## Extracted records:
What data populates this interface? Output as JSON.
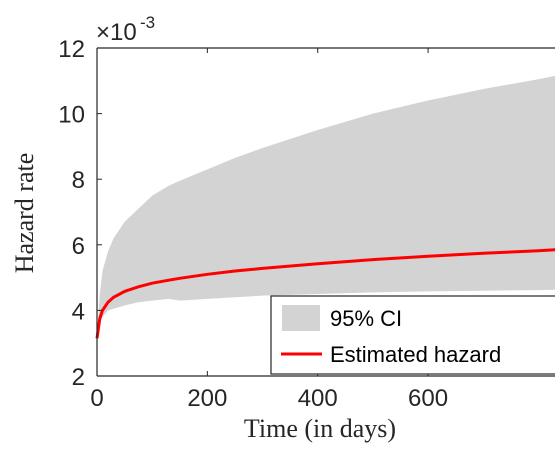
{
  "chart_data": {
    "type": "area",
    "xlabel": "Time (in days)",
    "ylabel": "Hazard rate",
    "exponent_base": "×10",
    "exponent_power": "-3",
    "xlim": [
      0,
      830
    ],
    "ylim": [
      2,
      12
    ],
    "x_ticks": [
      0,
      200,
      400,
      600
    ],
    "x_tick_labels": [
      "0",
      "200",
      "400",
      "600"
    ],
    "y_ticks": [
      2,
      4,
      6,
      8,
      10,
      12
    ],
    "y_tick_labels": [
      "2",
      "4",
      "6",
      "8",
      "10",
      "12"
    ],
    "grid": false,
    "legend_position": "bottom-right",
    "x": [
      0,
      5,
      10,
      20,
      30,
      50,
      75,
      100,
      130,
      150,
      200,
      250,
      300,
      400,
      500,
      600,
      700,
      800,
      830
    ],
    "series": [
      {
        "name": "95% CI",
        "kind": "band",
        "color": "#d3d3d3",
        "lower": [
          3.2,
          3.6,
          3.8,
          4.0,
          4.05,
          4.15,
          4.25,
          4.3,
          4.35,
          4.3,
          4.35,
          4.4,
          4.45,
          4.5,
          4.55,
          4.58,
          4.6,
          4.62,
          4.63
        ],
        "upper": [
          3.2,
          4.5,
          5.2,
          5.8,
          6.2,
          6.7,
          7.1,
          7.5,
          7.8,
          7.95,
          8.3,
          8.65,
          8.95,
          9.5,
          10.0,
          10.4,
          10.75,
          11.05,
          11.15
        ]
      },
      {
        "name": "Estimated hazard",
        "kind": "line",
        "color": "#ff0000",
        "values": [
          3.15,
          3.75,
          4.0,
          4.25,
          4.4,
          4.58,
          4.72,
          4.83,
          4.92,
          4.98,
          5.1,
          5.2,
          5.28,
          5.42,
          5.55,
          5.65,
          5.74,
          5.82,
          5.85
        ]
      }
    ]
  }
}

## Written instruction:
Without the pictures, write out the whole listing above exactly as it appears.

## Result:
What data populates this interface? Output as JSON.
{
  "chart_data": {
    "type": "area",
    "xlabel": "Time (in days)",
    "ylabel": "Hazard rate",
    "exponent_base": "×10",
    "exponent_power": "-3",
    "xlim": [
      0,
      830
    ],
    "ylim": [
      2,
      12
    ],
    "x_ticks": [
      0,
      200,
      400,
      600
    ],
    "x_tick_labels": [
      "0",
      "200",
      "400",
      "600"
    ],
    "y_ticks": [
      2,
      4,
      6,
      8,
      10,
      12
    ],
    "y_tick_labels": [
      "2",
      "4",
      "6",
      "8",
      "10",
      "12"
    ],
    "grid": false,
    "legend_position": "bottom-right",
    "x": [
      0,
      5,
      10,
      20,
      30,
      50,
      75,
      100,
      130,
      150,
      200,
      250,
      300,
      400,
      500,
      600,
      700,
      800,
      830
    ],
    "series": [
      {
        "name": "95% CI",
        "kind": "band",
        "color": "#d3d3d3",
        "lower": [
          3.2,
          3.6,
          3.8,
          4.0,
          4.05,
          4.15,
          4.25,
          4.3,
          4.35,
          4.3,
          4.35,
          4.4,
          4.45,
          4.5,
          4.55,
          4.58,
          4.6,
          4.62,
          4.63
        ],
        "upper": [
          3.2,
          4.5,
          5.2,
          5.8,
          6.2,
          6.7,
          7.1,
          7.5,
          7.8,
          7.95,
          8.3,
          8.65,
          8.95,
          9.5,
          10.0,
          10.4,
          10.75,
          11.05,
          11.15
        ]
      },
      {
        "name": "Estimated hazard",
        "kind": "line",
        "color": "#ff0000",
        "values": [
          3.15,
          3.75,
          4.0,
          4.25,
          4.4,
          4.58,
          4.72,
          4.83,
          4.92,
          4.98,
          5.1,
          5.2,
          5.28,
          5.42,
          5.55,
          5.65,
          5.74,
          5.82,
          5.85
        ]
      }
    ]
  }
}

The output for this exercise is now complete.